[start of Dataset excerpts]

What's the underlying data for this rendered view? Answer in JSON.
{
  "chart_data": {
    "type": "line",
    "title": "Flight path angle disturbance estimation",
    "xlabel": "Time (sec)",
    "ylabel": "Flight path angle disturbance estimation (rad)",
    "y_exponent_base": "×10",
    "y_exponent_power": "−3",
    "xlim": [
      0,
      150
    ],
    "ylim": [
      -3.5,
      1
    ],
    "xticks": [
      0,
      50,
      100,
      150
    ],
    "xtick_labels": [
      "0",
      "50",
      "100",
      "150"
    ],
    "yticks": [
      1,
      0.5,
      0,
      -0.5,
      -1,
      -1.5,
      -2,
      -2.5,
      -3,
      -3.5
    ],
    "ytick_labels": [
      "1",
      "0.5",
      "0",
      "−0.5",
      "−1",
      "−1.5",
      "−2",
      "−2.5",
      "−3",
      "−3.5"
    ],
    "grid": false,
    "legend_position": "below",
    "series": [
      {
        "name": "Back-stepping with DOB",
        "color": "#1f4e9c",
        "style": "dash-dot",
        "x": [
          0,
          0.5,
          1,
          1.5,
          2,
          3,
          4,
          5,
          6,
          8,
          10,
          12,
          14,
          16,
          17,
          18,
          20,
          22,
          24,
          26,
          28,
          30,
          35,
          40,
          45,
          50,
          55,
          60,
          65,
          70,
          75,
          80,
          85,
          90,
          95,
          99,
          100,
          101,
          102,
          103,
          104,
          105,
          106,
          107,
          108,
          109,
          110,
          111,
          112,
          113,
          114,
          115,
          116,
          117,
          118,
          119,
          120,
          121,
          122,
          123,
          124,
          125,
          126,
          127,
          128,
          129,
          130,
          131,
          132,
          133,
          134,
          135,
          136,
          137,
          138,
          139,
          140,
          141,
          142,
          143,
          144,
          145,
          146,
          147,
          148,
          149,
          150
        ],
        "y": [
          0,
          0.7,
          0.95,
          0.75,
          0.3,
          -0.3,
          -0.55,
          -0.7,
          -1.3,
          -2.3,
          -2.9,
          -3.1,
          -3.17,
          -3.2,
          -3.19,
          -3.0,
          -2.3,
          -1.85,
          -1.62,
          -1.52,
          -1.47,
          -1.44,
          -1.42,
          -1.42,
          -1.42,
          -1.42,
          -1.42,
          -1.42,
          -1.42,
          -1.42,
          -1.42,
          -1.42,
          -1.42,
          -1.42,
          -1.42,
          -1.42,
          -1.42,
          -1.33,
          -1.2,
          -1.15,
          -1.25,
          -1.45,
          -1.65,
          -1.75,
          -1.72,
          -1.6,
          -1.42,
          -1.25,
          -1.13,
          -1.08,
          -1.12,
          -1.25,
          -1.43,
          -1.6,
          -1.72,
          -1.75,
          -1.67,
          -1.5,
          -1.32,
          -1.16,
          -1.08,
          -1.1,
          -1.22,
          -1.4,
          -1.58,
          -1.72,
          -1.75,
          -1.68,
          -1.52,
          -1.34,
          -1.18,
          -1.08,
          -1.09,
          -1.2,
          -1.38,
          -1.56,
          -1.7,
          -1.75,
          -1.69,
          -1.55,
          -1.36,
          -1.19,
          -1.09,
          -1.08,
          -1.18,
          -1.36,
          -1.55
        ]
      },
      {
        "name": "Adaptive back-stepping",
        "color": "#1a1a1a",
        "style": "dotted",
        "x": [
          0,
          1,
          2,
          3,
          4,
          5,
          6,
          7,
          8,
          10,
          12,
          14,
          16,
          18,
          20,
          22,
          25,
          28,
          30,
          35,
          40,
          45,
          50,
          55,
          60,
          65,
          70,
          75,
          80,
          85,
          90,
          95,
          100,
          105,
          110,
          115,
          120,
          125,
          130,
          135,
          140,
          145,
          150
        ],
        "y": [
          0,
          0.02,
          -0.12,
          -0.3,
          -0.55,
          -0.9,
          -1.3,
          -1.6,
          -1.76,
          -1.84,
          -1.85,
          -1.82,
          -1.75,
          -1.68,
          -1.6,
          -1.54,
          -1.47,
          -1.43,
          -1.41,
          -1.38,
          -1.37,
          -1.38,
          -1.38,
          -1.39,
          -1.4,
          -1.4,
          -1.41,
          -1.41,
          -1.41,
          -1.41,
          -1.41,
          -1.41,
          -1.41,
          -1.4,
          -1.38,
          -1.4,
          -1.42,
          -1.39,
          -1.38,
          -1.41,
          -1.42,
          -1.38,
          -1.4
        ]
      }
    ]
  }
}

[end of Dataset excerpts]

* _Given problem_:
Only the number should be given: how many lines of the data contain the word "name"?

* _Reply_:
2